### AIM OF THE TASK
Find the lines holding the string "countries" in the data, then copy all of them.
** START OF MATERIAL TO PROCESS **
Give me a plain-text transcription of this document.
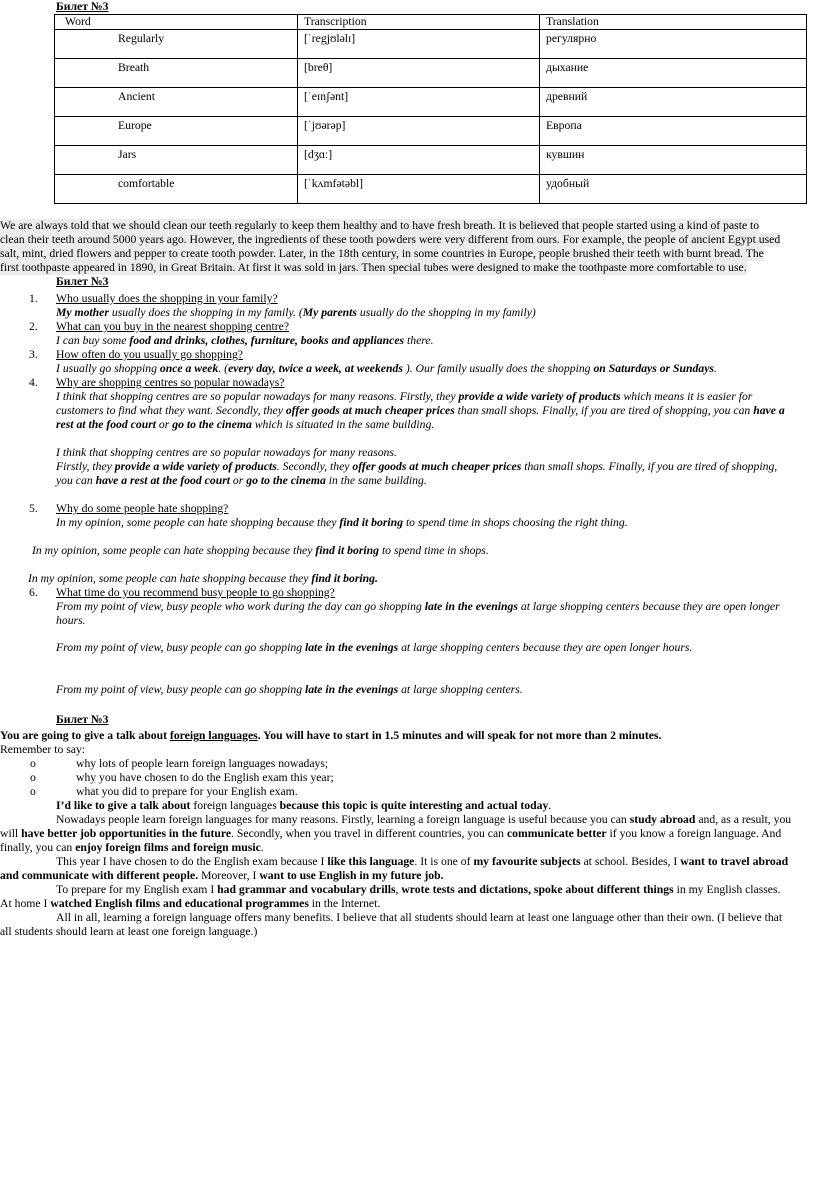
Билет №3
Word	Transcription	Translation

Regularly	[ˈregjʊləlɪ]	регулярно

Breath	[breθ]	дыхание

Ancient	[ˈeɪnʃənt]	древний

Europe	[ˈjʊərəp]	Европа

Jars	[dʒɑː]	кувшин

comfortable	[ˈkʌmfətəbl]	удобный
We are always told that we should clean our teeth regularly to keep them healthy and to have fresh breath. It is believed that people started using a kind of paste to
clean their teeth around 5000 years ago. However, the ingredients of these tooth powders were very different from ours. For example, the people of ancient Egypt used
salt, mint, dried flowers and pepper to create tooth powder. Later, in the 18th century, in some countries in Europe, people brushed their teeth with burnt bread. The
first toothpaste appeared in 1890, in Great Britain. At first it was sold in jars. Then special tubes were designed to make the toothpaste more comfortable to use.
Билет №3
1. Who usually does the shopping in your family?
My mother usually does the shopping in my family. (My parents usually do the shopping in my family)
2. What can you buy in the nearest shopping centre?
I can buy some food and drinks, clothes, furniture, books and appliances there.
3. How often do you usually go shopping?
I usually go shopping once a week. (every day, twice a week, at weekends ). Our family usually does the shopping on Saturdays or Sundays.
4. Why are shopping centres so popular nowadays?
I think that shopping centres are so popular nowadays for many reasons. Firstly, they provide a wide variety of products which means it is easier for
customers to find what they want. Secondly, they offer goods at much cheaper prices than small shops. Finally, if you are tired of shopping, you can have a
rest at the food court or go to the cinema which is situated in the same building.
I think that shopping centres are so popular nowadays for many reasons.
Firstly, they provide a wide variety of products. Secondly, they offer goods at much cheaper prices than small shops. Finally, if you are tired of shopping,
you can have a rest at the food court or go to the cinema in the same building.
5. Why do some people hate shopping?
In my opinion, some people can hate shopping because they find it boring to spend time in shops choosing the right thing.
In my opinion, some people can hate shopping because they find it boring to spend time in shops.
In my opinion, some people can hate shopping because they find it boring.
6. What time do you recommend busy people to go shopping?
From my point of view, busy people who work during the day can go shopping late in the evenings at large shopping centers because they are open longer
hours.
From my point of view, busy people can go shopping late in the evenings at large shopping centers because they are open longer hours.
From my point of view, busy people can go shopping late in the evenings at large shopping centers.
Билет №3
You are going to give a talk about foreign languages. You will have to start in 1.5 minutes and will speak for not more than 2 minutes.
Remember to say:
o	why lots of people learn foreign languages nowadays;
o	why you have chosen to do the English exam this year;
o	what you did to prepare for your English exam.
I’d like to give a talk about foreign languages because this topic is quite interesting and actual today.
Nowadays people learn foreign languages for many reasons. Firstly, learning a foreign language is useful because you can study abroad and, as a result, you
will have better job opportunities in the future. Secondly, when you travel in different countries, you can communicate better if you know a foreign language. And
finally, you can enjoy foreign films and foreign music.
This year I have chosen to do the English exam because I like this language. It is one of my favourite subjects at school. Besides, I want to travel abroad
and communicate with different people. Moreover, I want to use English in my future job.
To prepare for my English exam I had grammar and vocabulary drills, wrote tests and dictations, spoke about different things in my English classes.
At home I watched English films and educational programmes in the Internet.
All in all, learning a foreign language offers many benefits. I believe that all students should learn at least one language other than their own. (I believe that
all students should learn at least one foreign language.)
** END OF MATERIAL TO PROCESS **
** START OF MATERIAL TO PROCESS **
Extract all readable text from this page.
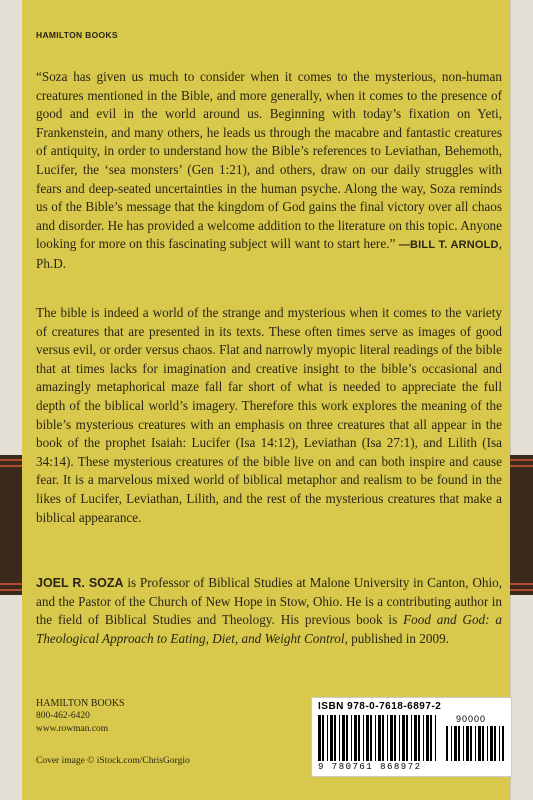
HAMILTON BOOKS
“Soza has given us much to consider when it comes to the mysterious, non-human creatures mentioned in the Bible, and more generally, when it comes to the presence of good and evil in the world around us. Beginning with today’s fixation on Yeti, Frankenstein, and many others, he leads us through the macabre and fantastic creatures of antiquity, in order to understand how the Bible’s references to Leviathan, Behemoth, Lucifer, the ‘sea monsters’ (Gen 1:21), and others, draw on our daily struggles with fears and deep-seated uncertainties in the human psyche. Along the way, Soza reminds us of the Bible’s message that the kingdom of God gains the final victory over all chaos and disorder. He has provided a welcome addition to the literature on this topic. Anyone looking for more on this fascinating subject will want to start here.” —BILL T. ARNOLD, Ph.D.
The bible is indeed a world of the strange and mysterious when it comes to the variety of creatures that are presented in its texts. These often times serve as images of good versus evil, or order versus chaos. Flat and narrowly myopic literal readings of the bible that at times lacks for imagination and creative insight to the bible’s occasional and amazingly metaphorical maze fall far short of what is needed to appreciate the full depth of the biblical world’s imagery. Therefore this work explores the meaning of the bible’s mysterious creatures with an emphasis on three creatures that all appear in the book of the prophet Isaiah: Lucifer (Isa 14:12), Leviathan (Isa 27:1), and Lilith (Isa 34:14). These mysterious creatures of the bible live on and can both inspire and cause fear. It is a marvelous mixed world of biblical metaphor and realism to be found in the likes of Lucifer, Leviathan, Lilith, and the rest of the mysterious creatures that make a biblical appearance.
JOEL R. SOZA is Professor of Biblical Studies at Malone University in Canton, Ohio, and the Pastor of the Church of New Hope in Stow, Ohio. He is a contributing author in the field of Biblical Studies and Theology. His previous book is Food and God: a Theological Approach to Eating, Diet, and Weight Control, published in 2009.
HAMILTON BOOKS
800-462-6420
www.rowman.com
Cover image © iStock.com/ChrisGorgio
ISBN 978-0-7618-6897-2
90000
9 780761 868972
** END OF MATERIAL TO PROCESS **
** START OF MATERIAL TO PROCESS **
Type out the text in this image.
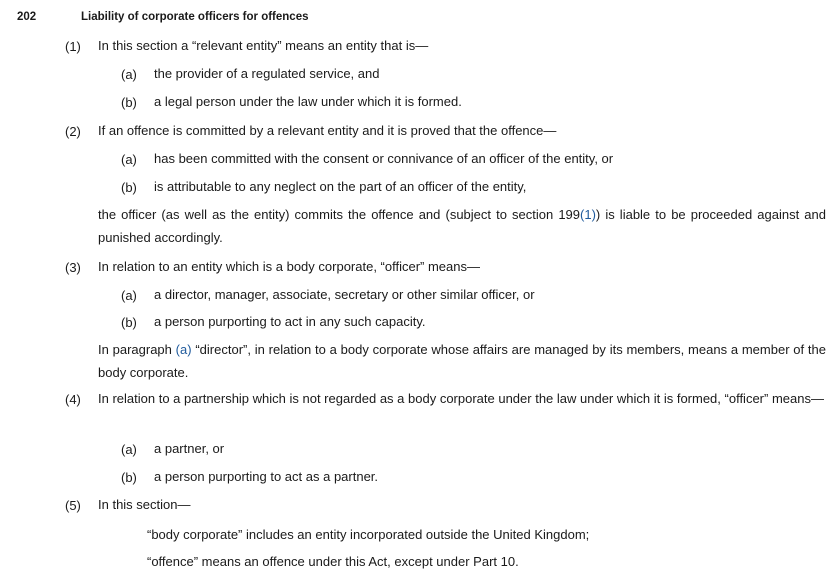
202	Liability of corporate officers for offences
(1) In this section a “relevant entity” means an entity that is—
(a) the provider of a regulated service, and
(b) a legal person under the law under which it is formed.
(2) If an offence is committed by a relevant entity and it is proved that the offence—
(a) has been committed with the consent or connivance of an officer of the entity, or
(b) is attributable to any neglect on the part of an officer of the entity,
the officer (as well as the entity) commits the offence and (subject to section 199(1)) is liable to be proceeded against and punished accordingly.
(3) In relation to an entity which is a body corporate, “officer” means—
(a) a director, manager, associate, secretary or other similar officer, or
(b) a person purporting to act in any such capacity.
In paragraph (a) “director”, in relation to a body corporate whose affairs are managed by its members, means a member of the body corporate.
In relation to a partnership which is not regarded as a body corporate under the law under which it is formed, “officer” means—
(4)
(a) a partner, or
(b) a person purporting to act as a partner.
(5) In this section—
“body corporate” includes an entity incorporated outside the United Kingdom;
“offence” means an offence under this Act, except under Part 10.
** END OF MATERIAL TO PROCESS **
### FINISHED EXERCISE
salt, mint, dried flowers and pepper to create tooth powder. Later, in the 18th century, in some countries in Europe, people brushed their teeth with burnt bread. The
will have better job opportunities in the future. Secondly, when you travel in different countries, you can communicate better if you know a foreign language. And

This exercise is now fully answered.